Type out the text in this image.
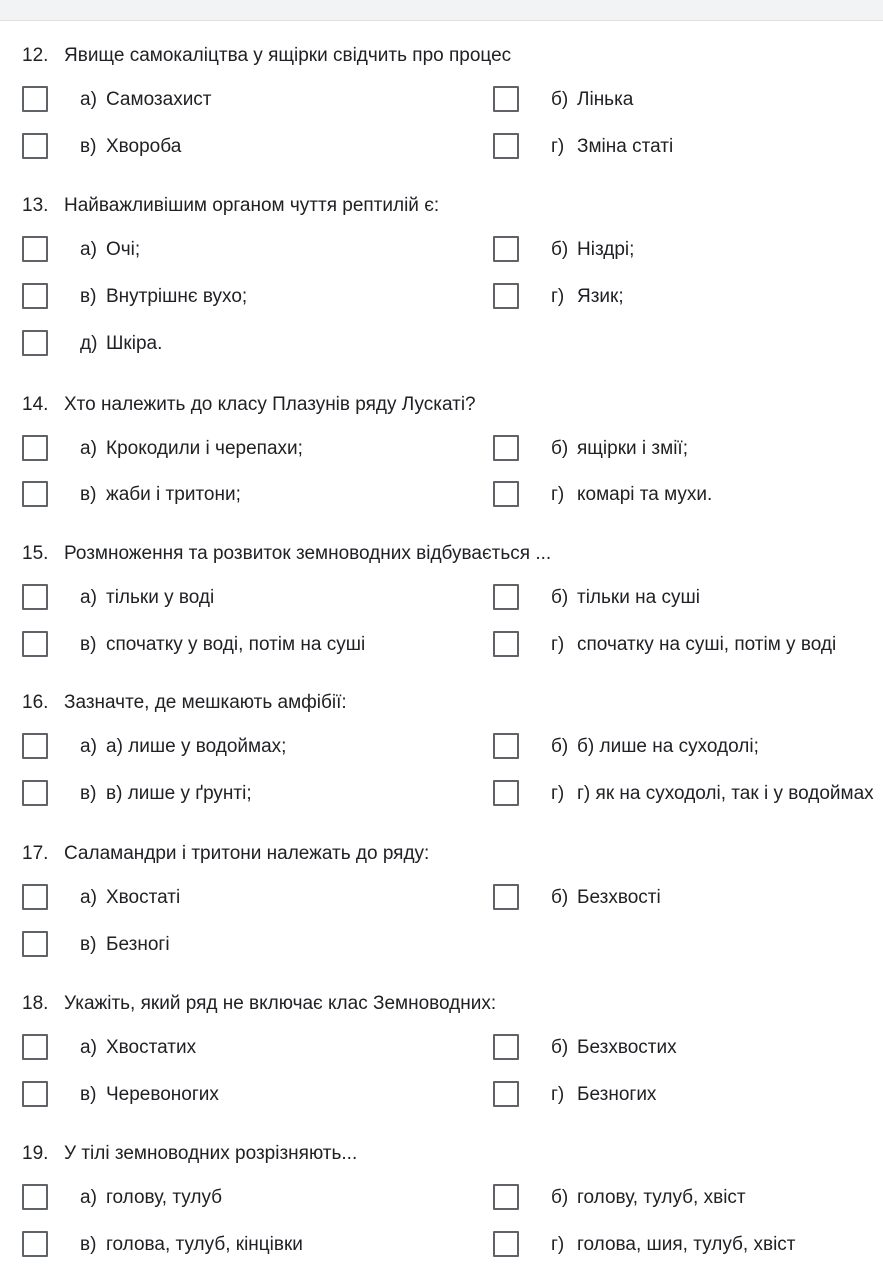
12. Явище самокаліцтва у ящірки свідчить про процес
а) Самозахист	б) Лінька
в) Хвороба	г) Зміна статі
13. Найважливішим органом чуття рептилій є:
а) Очі;	б) Ніздрі;
в) Внутрішнє вухо;	г) Язик;
д) Шкіра.
14. Хто належить до класу Плазунів ряду Лускаті?
а) Крокодили і черепахи;	б) ящірки і змії;
в) жаби і тритони;	г) комарі та мухи.
15. Розмноження та розвиток земноводних відбувається ...
а) тільки у воді	б) тільки на суші
в) спочатку у воді, потім на суші	г) спочатку на суші, потім у воді
16. Зазначте, де мешкають амфібії:
а) а) лише у водоймах;	б) б) лише на суходолі;
в) в) лише у ґрунті;	г) г) як на суходолі, так і у водоймах
17. Саламандри і тритони належать до ряду:
а) Хвостаті	б) Безхвості
в) Безногі
18. Укажіть, який ряд не включає клас Земноводних:
а) Хвостатих	б) Безхвостих
в) Черевоногих	г) Безногих
19. У тілі земноводних розрізняють...
а) голову, тулуб	б) голову, тулуб, хвіст
в) голова, тулуб, кінцівки	г) голова, шия, тулуб, хвіст
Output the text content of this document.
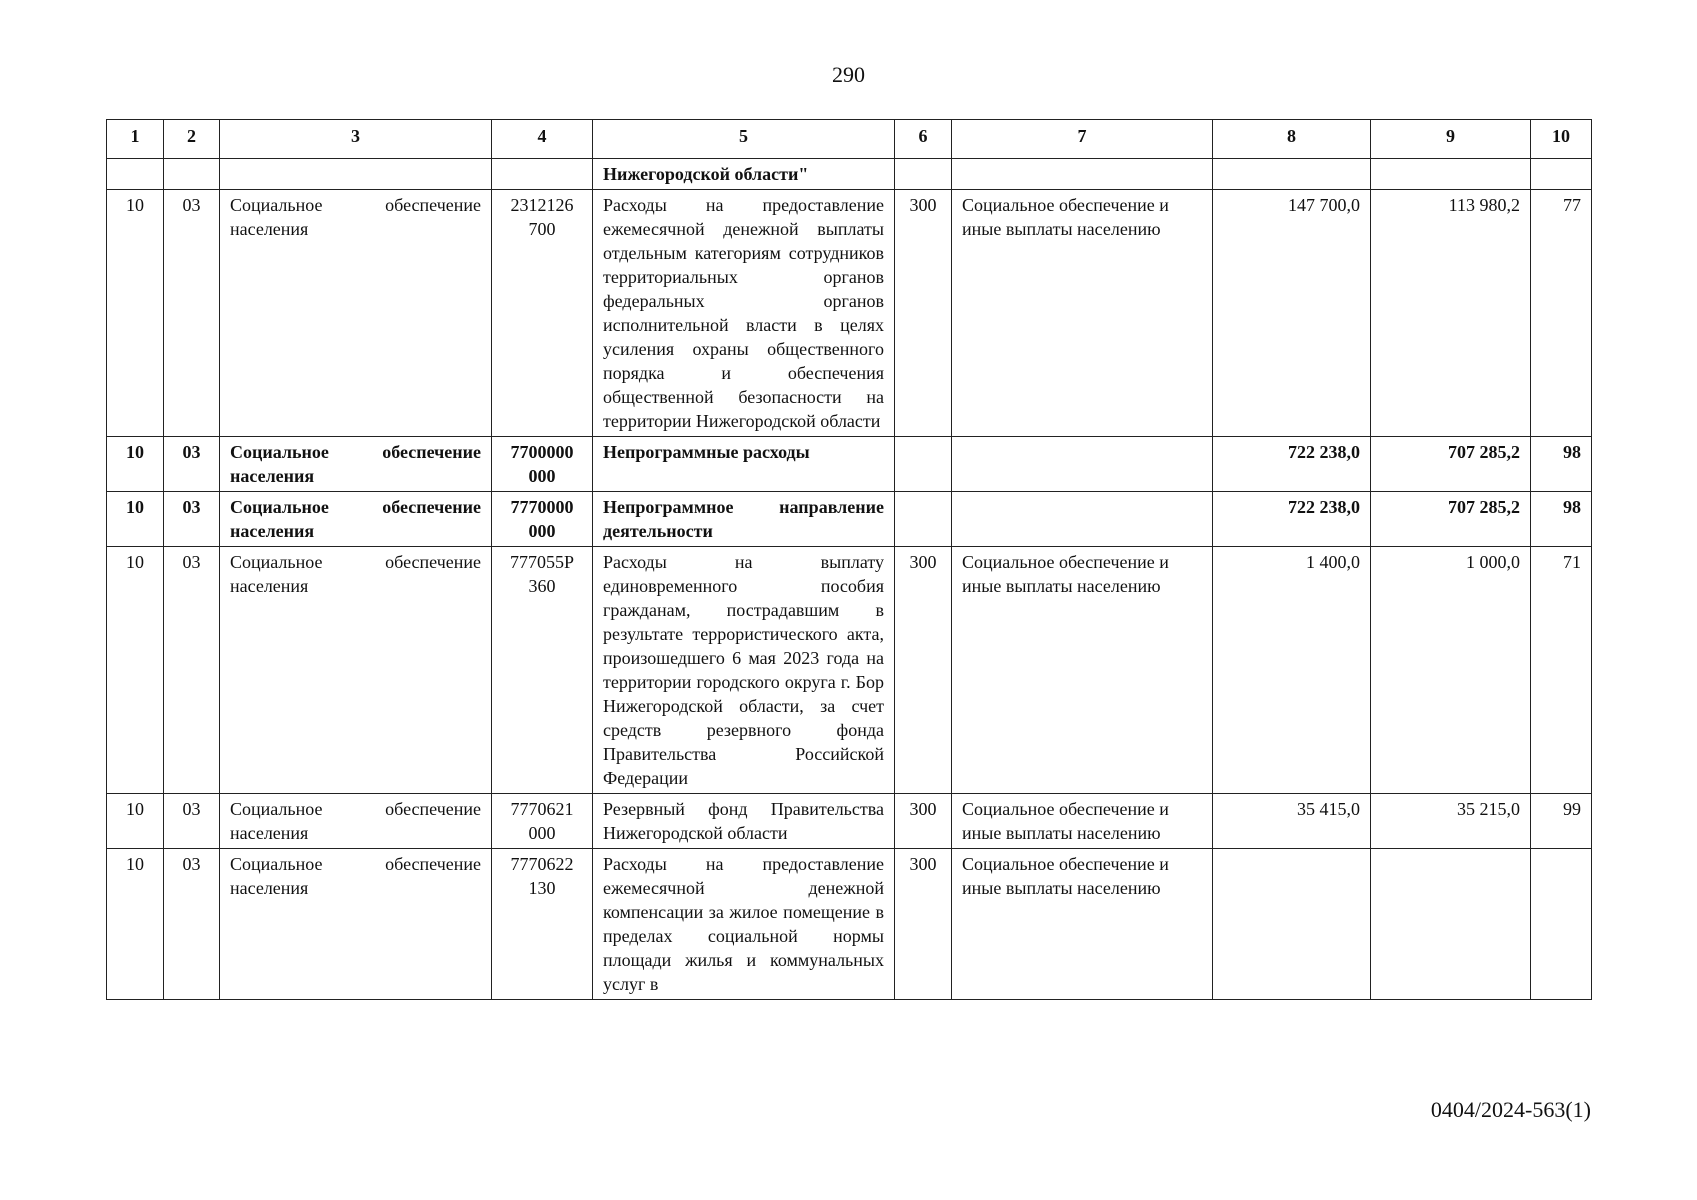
290
1	2	3	4	5	6	7	8	9	10
				Нижегородской области"					
10	03	Социальное обеспечение населения	2312126 700	Расходы на предоставление ежемесячной денежной выплаты отдельным категориям сотрудников территориальных органов федеральных органов исполнительной власти в целях усиления охраны общественного порядка и обеспечения общественной безопасности на территории Нижегородской области	300	Социальное обеспечение и иные выплаты населению	147 700,0	113 980,2	77
10	03	Социальное обеспечение населения	7700000 000	Непрограммные расходы			722 238,0	707 285,2	98
10	03	Социальное обеспечение населения	7770000 000	Непрограммное направление деятельности			722 238,0	707 285,2	98
10	03	Социальное обеспечение населения	777055P 360	Расходы на выплату единовременного пособия гражданам, пострадавшим в результате террористического акта, произошедшего 6 мая 2023 года на территории городского округа г. Бор Нижегородской области, за счет средств резервного фонда Правительства Российской Федерации	300	Социальное обеспечение и иные выплаты населению	1 400,0	1 000,0	71
10	03	Социальное обеспечение населения	7770621 000	Резервный фонд Правительства Нижегородской области	300	Социальное обеспечение и иные выплаты населению	35 415,0	35 215,0	99
10	03	Социальное обеспечение населения	7770622 130	Расходы на предоставление ежемесячной денежной компенсации за жилое помещение в пределах социальной нормы площади жилья и коммунальных услуг в	300	Социальное обеспечение и иные выплаты населению			
0404/2024-563(1)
===============
## WHAT IS BEING ASKED
Print each line of the material above exactly, with the pictures removed from your copy.

## COMPLETED TASK
Type out the text in this image.
12. Явище самокаліцтва у ящірки свідчить про процес
а) Самозахист	б) Лінька
в) Хвороба	г) Зміна статі
13. Найважливішим органом чуття рептилій є:
а) Очі;	б) Ніздрі;
в) Внутрішнє вухо;	г) Язик;
д) Шкіра.
14. Хто належить до класу Плазунів ряду Лускаті?
а) Крокодили і черепахи;	б) ящірки і змії;
в) жаби і тритони;	г) комарі та мухи.
15. Розмноження та розвиток земноводних відбувається ...
а) тільки у воді	б) тільки на суші
в) спочатку у воді, потім на суші	г) спочатку на суші, потім у воді
16. Зазначте, де мешкають амфібії:
а) а) лише у водоймах;	б) б) лише на суходолі;
в) в) лише у ґрунті;	г) г) як на суходолі, так і у водоймах
17. Саламандри і тритони належать до ряду:
а) Хвостаті	б) Безхвості
в) Безногі
18. Укажіть, який ряд не включає клас Земноводних:
а) Хвостатих	б) Безхвостих
в) Черевоногих	г) Безногих
19. У тілі земноводних розрізняють...
а) голову, тулуб	б) голову, тулуб, хвіст
в) голова, тулуб, кінцівки	г) голова, шия, тулуб, хвіст
Output the text content of this document.
290
1	2	3	4	5	6	7	8	9	10
				Нижегородской области"					
10	03	Социальное обеспечение населения	2312126 700	Расходы на предоставление ежемесячной денежной выплаты отдельным категориям сотрудников территориальных органов федеральных органов исполнительной власти в целях усиления охраны общественного порядка и обеспечения общественной безопасности на территории Нижегородской области	300	Социальное обеспечение и иные выплаты населению	147 700,0	113 980,2	77
10	03	Социальное обеспечение населения	7700000 000	Непрограммные расходы			722 238,0	707 285,2	98
10	03	Социальное обеспечение населения	7770000 000	Непрограммное направление деятельности			722 238,0	707 285,2	98
10	03	Социальное обеспечение населения	777055P 360	Расходы на выплату единовременного пособия гражданам, пострадавшим в результате террористического акта, произошедшего 6 мая 2023 года на территории городского округа г. Бор Нижегородской области, за счет средств резервного фонда Правительства Российской Федерации	300	Социальное обеспечение и иные выплаты населению	1 400,0	1 000,0	71
10	03	Социальное обеспечение населения	7770621 000	Резервный фонд Правительства Нижегородской области	300	Социальное обеспечение и иные выплаты населению	35 415,0	35 215,0	99
10	03	Социальное обеспечение населения	7770622 130	Расходы на предоставление ежемесячной денежной компенсации за жилое помещение в пределах социальной нормы площади жилья и коммунальных услуг в	300	Социальное обеспечение и иные выплаты населению			
0404/2024-563(1)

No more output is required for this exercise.